Please set down the whole Mac advice thread below, word for word.

● **Given passage**
....

Response by poster: I use my laptop to check mail and calendar, surf the web, do legal research, take notes on trials and complex presentations, design and present PowerPoints, write letters and formal documents, and, when possible, communicate real time with others. I might bring this one to legal conferences. It would be fun to manage some of my photography on it, too. I do listen to music on a laptop with speakers as nice as this one, often sync my audio books and playlists with my Ipod using the computer, and might manage some of my photography on it. I might even take a stab at writing some fiction on it.

So, I'm kind of a standard recreational/business computer user, and fairly sophisticated at using Windows based computers and my Ipad2. But I don't know what I don't know with this Mac, and can't use my standard approach of just working through a manual because the computer comes with no more than a very superficial quick guide.
posted by bearwife at 11:48 AM on March 12, 2013


If you need to sign a PDF, open the Preview app and:

Preview » Preferences » Signatures. It prompts you to sign a white piece of paper and hold it in front of the iSight camera. It will recognize the signature and save it for later use.
posted by bluecore at 11:55 AM on March 12, 2013 [3 favorites]


Best answer: Mail: Mail.app (I tried Sparrow, didn't like it, then it got bought out by Google and abandoned)
Calendar: Calendar.app, f/k/a iCal, BusyCal if Calendar.app isn't enough
Web: Chrome (though Safari isn't bad)

....

● **Listed entries**
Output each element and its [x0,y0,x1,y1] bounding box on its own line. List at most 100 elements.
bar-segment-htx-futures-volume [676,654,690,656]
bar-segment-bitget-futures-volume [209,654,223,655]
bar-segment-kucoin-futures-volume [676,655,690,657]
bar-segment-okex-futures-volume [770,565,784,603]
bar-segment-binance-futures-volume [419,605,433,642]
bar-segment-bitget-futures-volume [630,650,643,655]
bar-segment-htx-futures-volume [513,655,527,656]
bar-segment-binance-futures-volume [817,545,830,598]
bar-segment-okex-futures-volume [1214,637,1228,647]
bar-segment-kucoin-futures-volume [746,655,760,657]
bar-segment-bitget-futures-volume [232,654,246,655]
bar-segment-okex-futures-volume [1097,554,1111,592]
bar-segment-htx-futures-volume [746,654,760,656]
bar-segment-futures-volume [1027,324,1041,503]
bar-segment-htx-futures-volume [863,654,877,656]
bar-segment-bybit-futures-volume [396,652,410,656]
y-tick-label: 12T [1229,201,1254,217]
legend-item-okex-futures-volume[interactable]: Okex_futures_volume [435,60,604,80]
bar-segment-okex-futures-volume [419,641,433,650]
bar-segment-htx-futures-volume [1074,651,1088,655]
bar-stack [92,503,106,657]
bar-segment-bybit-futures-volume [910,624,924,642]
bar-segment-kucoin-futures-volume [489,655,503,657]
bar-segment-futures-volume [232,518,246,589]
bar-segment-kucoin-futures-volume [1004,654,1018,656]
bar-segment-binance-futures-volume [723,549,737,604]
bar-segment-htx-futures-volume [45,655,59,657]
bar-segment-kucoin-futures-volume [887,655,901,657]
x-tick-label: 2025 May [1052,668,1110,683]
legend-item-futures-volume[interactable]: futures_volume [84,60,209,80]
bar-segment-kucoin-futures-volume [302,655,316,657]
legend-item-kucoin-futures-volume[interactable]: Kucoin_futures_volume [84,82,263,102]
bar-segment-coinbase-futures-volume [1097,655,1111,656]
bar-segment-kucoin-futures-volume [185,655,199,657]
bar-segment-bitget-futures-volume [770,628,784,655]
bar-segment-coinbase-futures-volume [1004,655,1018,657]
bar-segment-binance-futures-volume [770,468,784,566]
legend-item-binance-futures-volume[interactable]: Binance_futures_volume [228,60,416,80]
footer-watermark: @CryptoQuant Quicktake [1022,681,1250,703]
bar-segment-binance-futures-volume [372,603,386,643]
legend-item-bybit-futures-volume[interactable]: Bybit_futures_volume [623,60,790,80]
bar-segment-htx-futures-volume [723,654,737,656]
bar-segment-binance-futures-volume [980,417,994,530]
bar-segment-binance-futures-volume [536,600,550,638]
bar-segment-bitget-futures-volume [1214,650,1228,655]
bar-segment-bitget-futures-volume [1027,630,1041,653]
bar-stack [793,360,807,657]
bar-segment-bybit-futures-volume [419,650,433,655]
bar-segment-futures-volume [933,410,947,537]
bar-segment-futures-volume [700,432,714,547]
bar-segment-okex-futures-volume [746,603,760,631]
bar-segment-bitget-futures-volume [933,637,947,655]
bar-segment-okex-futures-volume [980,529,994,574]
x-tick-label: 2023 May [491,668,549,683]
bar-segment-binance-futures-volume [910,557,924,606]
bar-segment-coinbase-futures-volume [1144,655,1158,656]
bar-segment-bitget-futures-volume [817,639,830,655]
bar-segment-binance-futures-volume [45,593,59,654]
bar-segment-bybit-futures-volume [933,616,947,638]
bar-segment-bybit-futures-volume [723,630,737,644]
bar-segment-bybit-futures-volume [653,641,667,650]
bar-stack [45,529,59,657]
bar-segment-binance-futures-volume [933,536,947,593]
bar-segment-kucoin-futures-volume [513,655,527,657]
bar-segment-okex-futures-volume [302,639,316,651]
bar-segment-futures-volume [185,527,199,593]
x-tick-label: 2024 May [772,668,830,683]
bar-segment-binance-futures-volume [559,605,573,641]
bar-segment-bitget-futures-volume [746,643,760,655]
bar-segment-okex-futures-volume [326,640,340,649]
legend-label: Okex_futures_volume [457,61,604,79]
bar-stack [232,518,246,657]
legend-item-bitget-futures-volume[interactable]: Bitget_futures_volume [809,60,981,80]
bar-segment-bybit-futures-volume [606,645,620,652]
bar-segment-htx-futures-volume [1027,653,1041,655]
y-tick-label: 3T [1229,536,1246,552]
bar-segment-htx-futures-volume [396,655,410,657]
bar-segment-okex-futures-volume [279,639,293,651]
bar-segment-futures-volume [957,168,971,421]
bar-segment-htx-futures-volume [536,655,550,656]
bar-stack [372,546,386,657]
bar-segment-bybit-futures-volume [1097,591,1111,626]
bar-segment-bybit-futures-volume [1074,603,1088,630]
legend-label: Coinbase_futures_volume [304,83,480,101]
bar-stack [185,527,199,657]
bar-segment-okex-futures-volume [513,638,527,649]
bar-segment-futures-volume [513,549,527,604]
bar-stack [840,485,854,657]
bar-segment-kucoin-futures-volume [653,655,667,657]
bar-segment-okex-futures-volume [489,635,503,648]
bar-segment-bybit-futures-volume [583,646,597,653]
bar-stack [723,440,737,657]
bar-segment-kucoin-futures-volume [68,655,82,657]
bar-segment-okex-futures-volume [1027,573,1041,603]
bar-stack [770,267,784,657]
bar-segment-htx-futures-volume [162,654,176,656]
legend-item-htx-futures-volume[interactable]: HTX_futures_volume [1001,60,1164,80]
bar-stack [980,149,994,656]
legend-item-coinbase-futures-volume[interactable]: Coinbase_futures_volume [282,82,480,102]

....

● **Reply**
Response by poster: I use my laptop to check mail and calendar, surf the web, do legal research, take notes on trials and complex presentations, design and present PowerPoints, write letters and formal documents, and, when possible, communicate real time with others. I might bring this one to legal conferences. It would be fun to manage some of my photography on it, too. I do listen to music on a laptop with speakers as nice as this one, often sync my audio books and playlists with my Ipod using the computer, and might manage some of my photography on it. I might even take a stab at writing some fiction on it.

So, I'm kind of a standard recreational/business computer user, and fairly sophisticated at using Windows based computers and my Ipad2. But I don't know what I don't know with this Mac, and can't use my standard approach of just working through a manual because the computer comes with no more than a very superficial quick guide.
posted by bearwife at 11:48 AM on March 12, 2013


If you need to sign a PDF, open the Preview app and:

Preview » Preferences » Signatures. It prompts you to sign a white piece of paper and hold it in front of the iSight camera. It will recognize the signature and save it for later use.
posted by bluecore at 11:55 AM on March 12, 2013 [3 favorites]


Best answer: Mail: Mail.app (I tried Sparrow, didn't like it, then it got bought out by Google and abandoned)
Calendar: Calendar.app, f/k/a iCal, BusyCal if Calendar.app isn't enough
Web: Chrome (though Safari isn't bad)